** Challenge **
In the records below, render everything from the line containing "UI element localization: list" down to the line containing "x-tick-label: 500 (1109, 638, 1161, 669)", both ends included, as a numbered list with blank lines dropped and the pictures left out.

** START OF Material provided **

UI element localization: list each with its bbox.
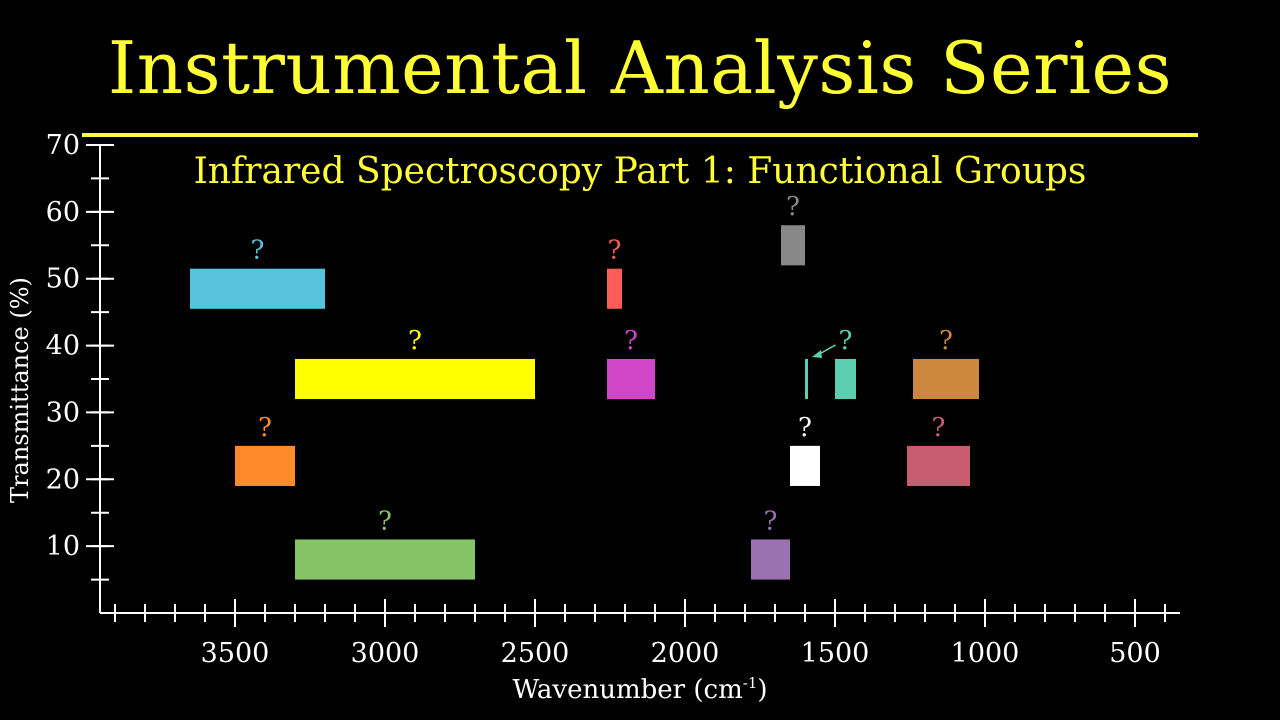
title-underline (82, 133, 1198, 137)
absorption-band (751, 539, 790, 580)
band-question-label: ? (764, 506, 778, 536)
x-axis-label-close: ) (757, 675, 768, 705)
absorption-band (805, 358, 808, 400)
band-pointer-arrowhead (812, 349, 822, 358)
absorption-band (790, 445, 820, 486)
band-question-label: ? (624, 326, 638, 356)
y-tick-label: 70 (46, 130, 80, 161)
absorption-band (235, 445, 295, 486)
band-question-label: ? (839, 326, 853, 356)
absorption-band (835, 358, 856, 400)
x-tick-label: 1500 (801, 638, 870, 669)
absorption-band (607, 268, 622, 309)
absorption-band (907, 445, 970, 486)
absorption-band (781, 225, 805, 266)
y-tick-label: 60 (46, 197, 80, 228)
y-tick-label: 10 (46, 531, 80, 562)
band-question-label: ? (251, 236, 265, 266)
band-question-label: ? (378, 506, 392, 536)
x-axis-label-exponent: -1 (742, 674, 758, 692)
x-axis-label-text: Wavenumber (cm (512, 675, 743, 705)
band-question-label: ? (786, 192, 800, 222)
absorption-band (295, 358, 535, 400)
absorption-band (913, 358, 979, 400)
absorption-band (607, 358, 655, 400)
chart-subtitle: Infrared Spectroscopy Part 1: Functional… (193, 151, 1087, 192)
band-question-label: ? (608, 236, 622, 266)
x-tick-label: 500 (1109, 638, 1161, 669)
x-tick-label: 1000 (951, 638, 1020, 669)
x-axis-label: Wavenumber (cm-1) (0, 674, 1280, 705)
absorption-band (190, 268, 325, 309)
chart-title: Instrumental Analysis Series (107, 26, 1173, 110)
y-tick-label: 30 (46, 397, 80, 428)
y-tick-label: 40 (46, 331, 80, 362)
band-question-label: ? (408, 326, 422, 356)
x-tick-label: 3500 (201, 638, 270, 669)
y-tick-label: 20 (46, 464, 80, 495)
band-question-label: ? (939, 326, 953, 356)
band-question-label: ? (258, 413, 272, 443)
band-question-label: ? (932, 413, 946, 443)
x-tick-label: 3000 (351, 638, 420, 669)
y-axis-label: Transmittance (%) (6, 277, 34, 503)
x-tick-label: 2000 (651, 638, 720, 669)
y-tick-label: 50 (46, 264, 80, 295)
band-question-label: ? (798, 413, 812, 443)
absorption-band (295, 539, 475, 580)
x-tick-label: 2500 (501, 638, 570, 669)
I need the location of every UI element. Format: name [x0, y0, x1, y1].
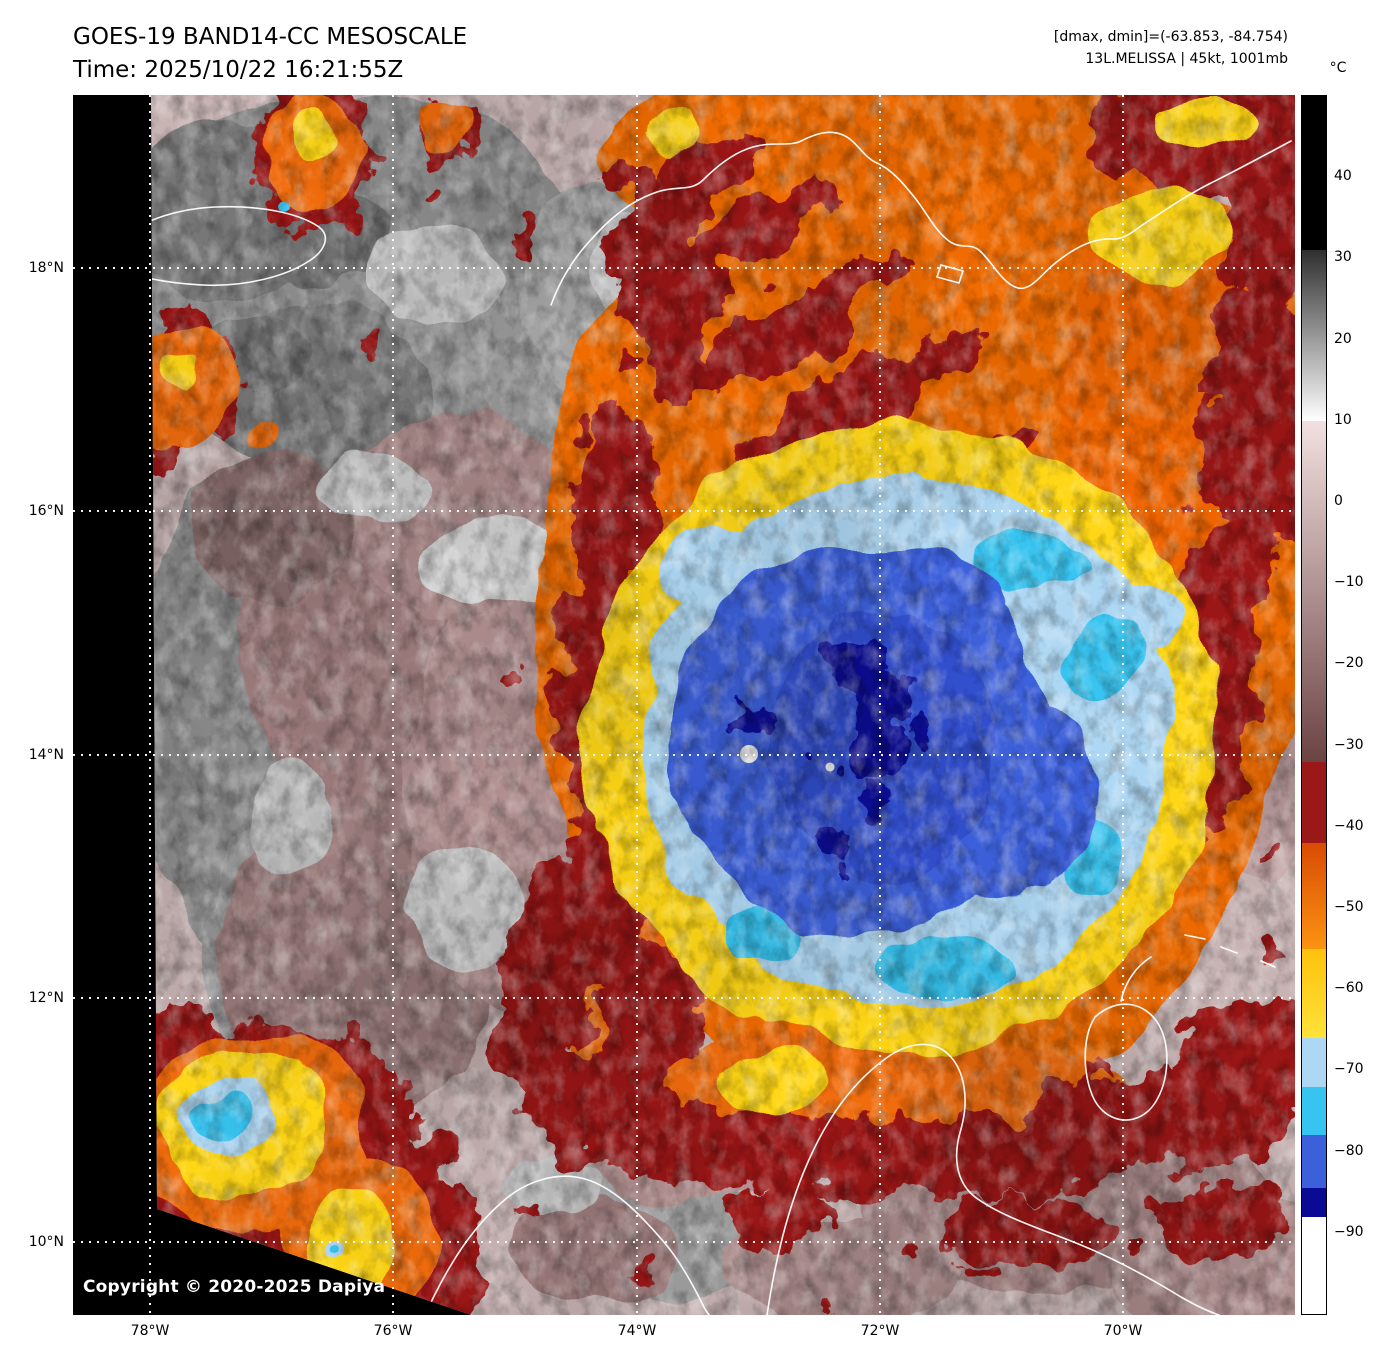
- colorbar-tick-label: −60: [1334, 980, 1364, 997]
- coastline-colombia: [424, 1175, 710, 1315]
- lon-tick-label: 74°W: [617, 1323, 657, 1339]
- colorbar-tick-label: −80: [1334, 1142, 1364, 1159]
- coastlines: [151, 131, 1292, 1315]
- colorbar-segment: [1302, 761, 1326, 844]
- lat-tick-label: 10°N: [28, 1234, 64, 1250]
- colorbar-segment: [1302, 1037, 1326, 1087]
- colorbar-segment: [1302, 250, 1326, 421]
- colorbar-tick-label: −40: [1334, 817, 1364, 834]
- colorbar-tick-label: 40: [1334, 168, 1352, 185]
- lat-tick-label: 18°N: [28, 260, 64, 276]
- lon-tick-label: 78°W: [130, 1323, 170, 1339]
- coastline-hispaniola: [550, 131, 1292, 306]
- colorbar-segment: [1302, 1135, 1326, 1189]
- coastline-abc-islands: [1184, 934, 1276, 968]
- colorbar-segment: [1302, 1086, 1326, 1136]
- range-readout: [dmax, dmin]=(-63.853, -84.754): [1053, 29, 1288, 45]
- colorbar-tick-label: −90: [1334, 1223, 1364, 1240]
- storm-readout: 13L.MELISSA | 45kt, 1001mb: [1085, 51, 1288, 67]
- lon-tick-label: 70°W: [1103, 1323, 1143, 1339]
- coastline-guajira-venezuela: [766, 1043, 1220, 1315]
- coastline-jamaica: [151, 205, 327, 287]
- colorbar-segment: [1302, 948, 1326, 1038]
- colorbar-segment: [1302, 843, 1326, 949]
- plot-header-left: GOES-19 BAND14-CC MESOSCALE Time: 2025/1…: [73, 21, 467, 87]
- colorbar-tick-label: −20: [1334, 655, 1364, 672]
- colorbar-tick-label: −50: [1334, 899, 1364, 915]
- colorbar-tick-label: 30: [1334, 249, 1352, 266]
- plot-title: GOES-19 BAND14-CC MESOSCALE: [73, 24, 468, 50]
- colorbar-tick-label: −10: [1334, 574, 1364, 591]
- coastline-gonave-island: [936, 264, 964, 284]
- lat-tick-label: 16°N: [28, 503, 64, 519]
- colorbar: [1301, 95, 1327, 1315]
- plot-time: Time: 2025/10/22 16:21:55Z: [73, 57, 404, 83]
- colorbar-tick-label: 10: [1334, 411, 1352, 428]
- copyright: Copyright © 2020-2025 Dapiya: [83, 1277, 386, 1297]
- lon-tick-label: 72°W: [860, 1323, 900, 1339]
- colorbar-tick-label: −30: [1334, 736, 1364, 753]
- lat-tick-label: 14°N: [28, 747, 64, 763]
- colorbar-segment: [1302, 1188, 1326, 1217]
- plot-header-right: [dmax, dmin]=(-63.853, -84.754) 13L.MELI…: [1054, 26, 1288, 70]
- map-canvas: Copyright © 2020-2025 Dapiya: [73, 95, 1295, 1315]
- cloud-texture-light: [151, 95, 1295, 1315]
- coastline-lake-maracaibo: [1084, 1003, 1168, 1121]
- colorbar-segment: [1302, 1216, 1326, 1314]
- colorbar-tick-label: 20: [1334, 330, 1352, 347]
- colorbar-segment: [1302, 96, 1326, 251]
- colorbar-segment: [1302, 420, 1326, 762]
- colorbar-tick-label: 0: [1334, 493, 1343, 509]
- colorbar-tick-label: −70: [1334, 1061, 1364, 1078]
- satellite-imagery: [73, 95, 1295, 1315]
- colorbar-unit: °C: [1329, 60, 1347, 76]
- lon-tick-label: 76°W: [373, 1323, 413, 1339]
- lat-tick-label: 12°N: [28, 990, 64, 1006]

** END OF Material provided **
** START OF Material provided **

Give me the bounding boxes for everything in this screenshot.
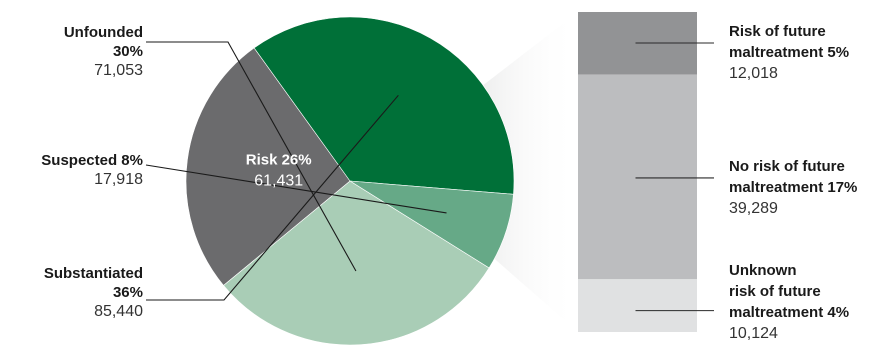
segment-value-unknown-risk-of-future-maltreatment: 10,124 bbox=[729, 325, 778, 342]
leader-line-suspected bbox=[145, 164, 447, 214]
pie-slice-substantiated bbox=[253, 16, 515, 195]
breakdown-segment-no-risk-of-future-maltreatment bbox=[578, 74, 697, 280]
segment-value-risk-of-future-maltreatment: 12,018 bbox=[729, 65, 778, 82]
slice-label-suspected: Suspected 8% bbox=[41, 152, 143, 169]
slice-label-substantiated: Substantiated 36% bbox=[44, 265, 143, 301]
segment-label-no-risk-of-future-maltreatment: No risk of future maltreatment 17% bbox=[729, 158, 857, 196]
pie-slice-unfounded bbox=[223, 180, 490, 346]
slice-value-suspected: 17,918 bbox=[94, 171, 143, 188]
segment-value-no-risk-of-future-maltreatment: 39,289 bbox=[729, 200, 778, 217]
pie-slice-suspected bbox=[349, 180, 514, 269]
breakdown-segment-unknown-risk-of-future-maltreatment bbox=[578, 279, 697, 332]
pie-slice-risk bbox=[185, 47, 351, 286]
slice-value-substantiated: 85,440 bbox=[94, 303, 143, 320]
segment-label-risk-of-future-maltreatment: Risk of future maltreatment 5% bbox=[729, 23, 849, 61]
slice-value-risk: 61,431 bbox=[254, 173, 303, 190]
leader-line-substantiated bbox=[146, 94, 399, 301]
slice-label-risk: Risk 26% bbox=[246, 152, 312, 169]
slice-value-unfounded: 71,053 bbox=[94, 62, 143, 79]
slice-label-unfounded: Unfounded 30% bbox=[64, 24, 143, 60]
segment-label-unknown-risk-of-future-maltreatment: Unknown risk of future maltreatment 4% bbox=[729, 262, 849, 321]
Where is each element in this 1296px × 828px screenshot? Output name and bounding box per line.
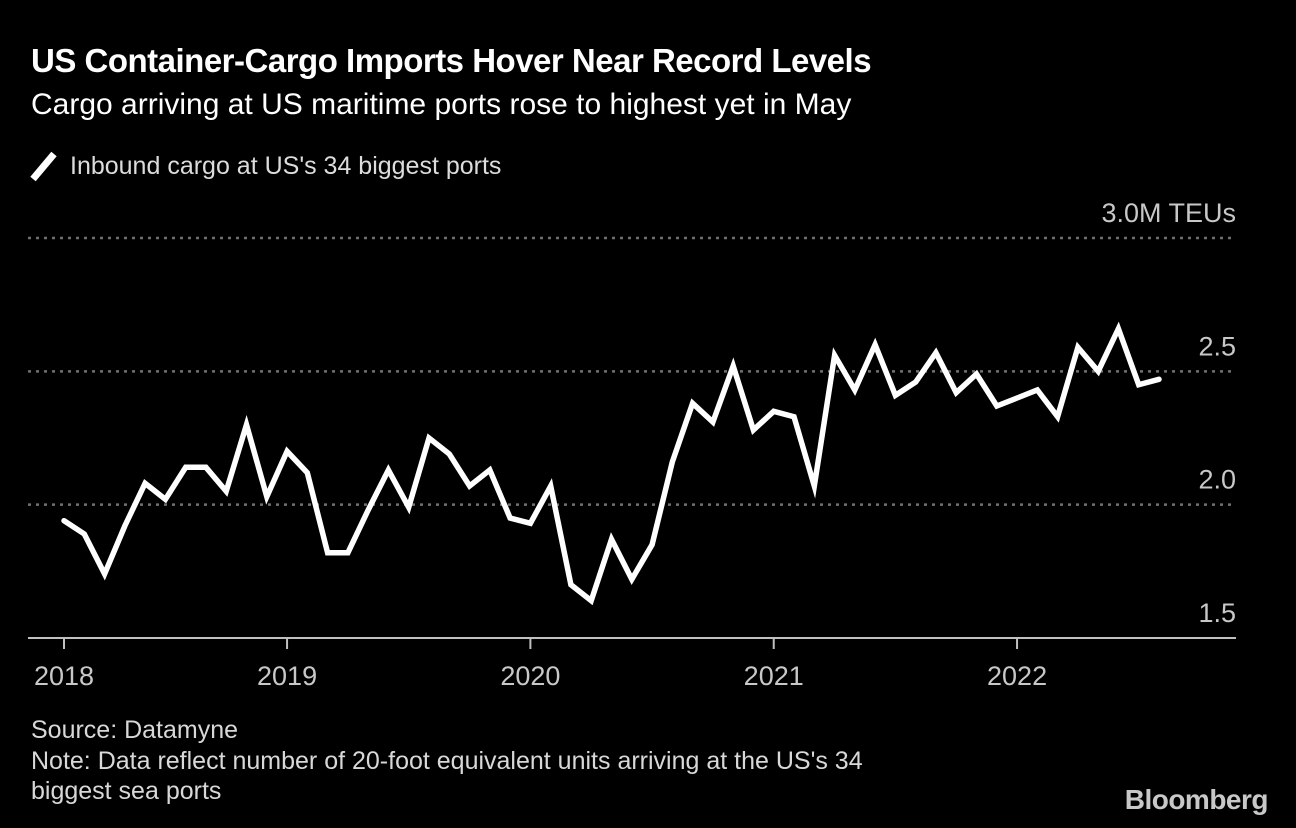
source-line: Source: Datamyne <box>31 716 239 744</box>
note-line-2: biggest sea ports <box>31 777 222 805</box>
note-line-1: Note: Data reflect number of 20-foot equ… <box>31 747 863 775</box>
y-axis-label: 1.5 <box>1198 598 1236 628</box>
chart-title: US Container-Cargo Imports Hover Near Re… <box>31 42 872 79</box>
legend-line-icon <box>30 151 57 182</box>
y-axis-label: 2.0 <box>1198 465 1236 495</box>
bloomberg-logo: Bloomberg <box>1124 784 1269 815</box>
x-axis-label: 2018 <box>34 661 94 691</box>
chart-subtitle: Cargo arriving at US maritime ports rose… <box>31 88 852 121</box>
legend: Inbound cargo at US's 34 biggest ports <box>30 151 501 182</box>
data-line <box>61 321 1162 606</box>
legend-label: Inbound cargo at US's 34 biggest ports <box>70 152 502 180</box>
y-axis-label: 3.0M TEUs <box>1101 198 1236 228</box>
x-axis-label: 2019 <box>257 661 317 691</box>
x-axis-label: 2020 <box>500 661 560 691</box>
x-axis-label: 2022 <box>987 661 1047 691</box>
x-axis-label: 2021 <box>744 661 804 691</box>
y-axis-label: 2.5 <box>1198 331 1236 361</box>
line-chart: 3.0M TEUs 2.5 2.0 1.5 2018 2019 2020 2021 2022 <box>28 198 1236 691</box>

** END OF Material provided **
** START OF Material provided **

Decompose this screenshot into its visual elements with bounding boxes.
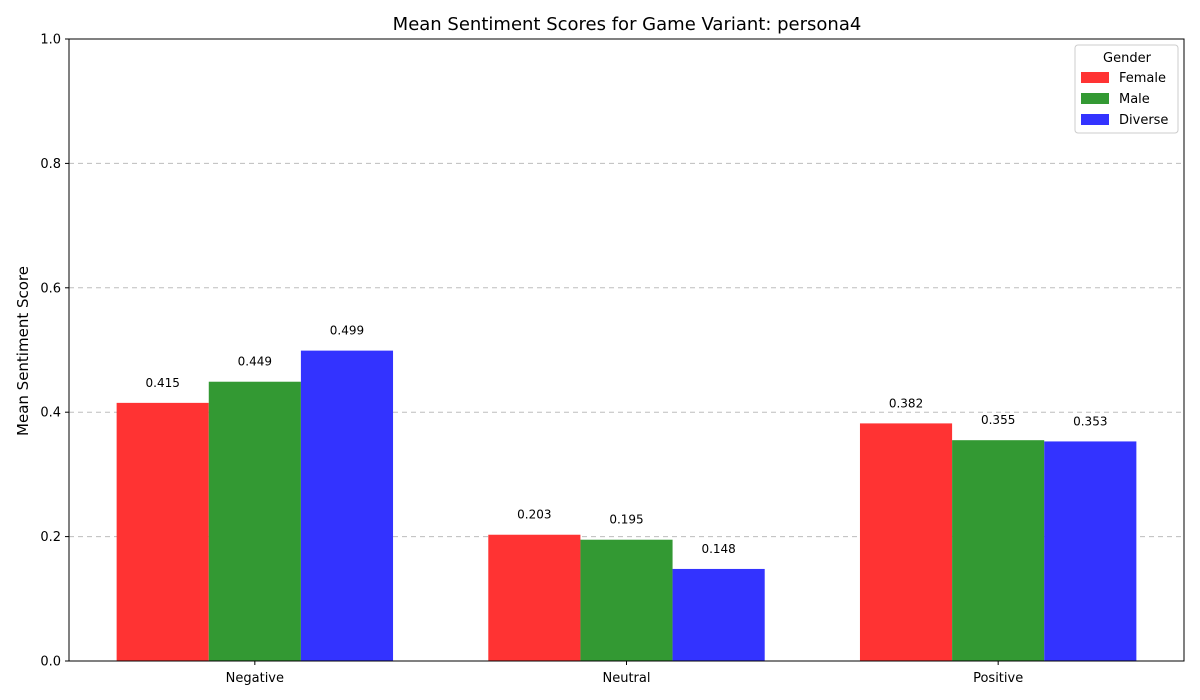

** END OF Material provided **

** Exercise result **
1. UI element localization: list each with its bbox.
2. title-underline (82, 133, 1198, 137)
3. absorption-band (751, 539, 790, 580)
4. band-question-label: ? (764, 506, 778, 536)
5. x-axis-label-close: ) (757, 675, 768, 705)
6. absorption-band (805, 358, 808, 400)
7. band-pointer-arrowhead (812, 349, 822, 358)
8. absorption-band (790, 445, 820, 486)
9. band-question-label: ? (624, 326, 638, 356)
10. y-tick-label: 70 (46, 130, 80, 161)
11. absorption-band (235, 445, 295, 486)
12. band-question-label: ? (839, 326, 853, 356)
13. absorption-band (835, 358, 856, 400)
14. x-tick-label: 1500 (801, 638, 870, 669)
15. absorption-band (607, 268, 622, 309)
16. absorption-band (907, 445, 970, 486)
17. absorption-band (781, 225, 805, 266)
18. y-tick-label: 60 (46, 197, 80, 228)
19. y-tick-label: 10 (46, 531, 80, 562)
20. band-question-label: ? (251, 236, 265, 266)
21. band-question-label: ? (378, 506, 392, 536)
22. x-axis-label-exponent: -1 (742, 674, 758, 692)
23. x-axis-label-text: Wavenumber (cm (512, 675, 743, 705)
24. band-question-label: ? (786, 192, 800, 222)
25. absorption-band (295, 358, 535, 400)
26. absorption-band (913, 358, 979, 400)
27. absorption-band (607, 358, 655, 400)
28. chart-subtitle: Infrared Spectroscopy Part 1: Functional… (193, 151, 1087, 192)
29. band-question-label: ? (608, 236, 622, 266)
30. x-tick-label: 500 (1109, 638, 1161, 669)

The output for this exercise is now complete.